--- start Working data ---

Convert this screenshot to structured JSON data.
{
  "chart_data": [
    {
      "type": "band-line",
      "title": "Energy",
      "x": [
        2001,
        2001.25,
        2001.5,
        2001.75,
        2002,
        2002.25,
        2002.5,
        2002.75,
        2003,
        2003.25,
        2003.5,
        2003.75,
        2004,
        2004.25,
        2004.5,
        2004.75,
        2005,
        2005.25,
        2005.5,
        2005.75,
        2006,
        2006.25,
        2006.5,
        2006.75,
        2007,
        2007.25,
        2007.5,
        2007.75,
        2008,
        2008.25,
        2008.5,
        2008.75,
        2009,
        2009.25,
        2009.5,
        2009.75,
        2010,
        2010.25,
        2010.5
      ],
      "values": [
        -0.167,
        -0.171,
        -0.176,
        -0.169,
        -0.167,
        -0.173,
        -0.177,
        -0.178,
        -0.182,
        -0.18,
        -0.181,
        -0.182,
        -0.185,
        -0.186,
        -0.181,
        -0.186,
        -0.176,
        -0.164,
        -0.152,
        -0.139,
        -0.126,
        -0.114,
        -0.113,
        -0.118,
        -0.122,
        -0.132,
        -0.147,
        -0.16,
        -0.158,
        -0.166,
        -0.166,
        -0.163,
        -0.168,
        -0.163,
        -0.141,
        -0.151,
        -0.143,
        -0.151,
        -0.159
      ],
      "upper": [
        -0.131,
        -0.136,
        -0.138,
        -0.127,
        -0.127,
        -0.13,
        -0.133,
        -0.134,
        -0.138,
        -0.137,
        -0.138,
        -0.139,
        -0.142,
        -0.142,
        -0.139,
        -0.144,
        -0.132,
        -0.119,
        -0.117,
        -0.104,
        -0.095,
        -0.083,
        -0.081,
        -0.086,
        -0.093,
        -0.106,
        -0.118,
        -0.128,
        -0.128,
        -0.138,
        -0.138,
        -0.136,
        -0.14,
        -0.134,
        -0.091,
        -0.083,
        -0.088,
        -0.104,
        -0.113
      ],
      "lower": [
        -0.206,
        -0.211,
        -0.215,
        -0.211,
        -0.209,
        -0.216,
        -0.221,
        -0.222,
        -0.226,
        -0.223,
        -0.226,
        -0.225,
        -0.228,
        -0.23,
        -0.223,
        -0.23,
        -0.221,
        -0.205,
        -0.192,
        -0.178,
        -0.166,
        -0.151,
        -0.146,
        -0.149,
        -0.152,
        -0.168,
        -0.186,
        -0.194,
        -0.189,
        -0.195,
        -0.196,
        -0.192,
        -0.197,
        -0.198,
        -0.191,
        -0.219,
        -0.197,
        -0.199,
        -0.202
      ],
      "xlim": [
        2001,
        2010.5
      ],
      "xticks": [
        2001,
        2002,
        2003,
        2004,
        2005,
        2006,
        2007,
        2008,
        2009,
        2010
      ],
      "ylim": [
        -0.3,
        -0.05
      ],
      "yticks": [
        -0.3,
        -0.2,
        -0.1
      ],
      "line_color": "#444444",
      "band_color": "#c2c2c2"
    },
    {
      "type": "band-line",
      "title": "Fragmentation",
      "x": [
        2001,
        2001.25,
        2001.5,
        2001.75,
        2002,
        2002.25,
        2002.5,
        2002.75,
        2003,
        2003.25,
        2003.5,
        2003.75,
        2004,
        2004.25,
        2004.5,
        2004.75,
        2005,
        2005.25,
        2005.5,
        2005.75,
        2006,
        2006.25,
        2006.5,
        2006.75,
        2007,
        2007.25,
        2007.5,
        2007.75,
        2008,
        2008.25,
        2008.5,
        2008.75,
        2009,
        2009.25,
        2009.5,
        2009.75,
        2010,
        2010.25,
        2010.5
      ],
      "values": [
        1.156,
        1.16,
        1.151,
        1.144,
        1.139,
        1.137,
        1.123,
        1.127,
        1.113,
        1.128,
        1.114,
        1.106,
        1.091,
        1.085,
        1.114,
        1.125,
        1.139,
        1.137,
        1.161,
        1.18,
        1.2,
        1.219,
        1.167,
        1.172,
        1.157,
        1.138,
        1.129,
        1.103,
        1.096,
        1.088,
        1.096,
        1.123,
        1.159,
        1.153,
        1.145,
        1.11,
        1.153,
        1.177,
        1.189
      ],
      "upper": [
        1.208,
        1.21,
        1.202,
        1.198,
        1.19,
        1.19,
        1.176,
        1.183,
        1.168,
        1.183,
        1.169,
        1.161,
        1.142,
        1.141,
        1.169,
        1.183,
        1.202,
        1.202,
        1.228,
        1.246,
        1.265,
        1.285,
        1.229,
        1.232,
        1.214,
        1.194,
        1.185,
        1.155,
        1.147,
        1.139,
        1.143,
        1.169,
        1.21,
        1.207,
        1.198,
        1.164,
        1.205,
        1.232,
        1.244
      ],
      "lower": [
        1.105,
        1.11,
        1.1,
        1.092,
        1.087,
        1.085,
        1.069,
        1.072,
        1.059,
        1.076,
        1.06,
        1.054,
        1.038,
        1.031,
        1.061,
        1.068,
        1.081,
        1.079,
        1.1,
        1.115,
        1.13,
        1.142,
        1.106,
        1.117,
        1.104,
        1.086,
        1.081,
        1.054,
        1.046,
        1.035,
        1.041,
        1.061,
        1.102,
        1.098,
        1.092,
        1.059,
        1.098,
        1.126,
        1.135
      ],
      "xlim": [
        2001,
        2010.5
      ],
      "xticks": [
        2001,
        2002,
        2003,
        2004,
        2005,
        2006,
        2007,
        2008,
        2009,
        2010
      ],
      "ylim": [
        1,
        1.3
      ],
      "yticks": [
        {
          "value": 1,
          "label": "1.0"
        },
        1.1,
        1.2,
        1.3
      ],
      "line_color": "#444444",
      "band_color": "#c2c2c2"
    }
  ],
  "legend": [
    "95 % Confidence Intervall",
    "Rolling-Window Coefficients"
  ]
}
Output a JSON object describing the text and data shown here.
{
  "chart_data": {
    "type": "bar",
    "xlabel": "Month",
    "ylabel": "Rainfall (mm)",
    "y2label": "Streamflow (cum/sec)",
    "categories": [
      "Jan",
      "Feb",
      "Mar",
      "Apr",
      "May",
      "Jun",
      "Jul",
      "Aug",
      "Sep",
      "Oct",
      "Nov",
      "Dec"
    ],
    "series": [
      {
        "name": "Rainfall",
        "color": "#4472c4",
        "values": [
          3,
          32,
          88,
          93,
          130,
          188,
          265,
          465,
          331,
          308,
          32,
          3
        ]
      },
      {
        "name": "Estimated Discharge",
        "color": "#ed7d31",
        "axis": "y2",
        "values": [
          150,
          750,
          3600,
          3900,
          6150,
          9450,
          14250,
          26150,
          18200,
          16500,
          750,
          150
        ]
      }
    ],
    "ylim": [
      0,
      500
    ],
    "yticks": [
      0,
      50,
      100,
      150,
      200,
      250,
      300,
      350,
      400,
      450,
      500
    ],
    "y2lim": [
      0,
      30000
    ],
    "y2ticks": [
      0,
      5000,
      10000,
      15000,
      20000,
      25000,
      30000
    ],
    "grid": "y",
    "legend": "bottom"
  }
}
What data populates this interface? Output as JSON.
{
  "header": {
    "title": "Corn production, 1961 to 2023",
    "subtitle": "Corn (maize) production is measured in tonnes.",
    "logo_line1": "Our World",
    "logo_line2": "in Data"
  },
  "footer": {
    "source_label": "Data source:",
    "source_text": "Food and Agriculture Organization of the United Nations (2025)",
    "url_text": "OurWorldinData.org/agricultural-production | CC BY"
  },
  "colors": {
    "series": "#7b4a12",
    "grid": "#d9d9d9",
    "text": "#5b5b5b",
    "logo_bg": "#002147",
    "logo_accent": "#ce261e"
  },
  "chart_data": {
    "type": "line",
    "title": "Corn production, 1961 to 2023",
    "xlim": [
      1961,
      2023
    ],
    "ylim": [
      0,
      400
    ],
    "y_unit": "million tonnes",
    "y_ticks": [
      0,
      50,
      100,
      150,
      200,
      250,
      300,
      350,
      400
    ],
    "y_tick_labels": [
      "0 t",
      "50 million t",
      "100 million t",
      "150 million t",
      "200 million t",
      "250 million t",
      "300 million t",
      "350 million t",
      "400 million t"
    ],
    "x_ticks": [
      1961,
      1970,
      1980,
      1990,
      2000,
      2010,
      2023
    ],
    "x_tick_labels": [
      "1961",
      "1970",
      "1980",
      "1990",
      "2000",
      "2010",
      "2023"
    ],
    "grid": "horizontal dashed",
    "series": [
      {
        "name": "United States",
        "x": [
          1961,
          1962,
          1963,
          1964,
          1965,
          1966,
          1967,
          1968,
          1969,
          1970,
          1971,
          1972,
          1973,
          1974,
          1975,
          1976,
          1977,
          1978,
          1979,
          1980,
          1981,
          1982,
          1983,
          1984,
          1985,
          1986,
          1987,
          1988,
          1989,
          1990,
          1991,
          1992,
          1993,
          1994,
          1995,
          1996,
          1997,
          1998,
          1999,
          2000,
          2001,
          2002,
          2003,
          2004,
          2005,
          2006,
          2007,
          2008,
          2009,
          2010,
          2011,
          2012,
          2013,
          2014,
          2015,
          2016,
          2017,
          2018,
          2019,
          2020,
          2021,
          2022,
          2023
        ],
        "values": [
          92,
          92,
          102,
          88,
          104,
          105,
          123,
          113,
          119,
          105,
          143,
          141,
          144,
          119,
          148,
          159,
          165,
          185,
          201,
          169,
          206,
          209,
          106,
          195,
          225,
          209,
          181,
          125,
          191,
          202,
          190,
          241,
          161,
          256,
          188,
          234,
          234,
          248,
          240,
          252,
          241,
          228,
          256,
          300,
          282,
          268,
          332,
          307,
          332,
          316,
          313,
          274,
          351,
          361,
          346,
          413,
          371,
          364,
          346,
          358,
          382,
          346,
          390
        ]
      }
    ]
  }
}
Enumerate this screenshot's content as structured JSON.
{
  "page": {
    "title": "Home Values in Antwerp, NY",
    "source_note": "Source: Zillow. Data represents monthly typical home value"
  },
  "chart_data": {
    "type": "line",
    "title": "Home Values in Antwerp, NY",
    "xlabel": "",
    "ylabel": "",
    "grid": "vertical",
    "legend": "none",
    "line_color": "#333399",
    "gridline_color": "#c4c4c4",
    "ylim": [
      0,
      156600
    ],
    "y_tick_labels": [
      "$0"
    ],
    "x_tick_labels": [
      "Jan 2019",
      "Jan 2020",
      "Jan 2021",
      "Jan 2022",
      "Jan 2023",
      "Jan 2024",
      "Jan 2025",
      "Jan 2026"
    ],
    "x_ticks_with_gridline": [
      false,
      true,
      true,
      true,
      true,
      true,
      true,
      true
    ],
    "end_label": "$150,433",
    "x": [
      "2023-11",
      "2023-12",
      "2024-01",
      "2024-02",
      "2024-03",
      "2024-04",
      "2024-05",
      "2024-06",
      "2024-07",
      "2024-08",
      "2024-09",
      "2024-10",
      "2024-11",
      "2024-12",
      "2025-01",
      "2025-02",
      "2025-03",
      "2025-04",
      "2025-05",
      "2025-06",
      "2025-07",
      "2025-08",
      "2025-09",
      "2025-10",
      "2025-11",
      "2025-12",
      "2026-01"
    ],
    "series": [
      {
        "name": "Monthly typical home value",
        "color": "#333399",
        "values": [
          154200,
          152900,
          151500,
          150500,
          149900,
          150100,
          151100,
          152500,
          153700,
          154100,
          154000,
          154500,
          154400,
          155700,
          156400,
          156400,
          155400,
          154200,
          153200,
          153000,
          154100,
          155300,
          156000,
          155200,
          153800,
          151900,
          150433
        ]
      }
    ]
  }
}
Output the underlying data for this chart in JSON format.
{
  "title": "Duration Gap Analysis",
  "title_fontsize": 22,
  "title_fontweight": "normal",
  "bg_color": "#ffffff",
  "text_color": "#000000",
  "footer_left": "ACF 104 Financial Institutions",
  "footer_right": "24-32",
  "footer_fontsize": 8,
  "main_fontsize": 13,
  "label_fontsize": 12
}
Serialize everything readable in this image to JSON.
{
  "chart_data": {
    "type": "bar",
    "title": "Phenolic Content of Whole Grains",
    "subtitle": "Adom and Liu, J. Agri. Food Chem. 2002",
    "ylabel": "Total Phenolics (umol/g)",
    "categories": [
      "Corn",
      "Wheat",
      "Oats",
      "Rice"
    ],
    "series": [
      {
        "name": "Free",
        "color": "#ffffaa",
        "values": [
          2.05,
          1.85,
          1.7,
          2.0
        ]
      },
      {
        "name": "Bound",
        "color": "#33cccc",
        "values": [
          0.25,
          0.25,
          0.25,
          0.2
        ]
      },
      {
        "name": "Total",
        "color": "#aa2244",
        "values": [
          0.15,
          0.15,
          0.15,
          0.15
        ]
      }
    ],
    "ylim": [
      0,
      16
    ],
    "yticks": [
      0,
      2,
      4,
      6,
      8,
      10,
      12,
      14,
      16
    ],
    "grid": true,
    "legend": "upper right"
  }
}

--- end Working data ---

The exercise:
Each line in the entries above that includes the string "subtitle" should be extracted.

Complete response:
    "subtitle": "Corn (maize) production is measured in tonnes.",
    "subtitle": "Adom and Liu, J. Agri. Food Chem. 2002",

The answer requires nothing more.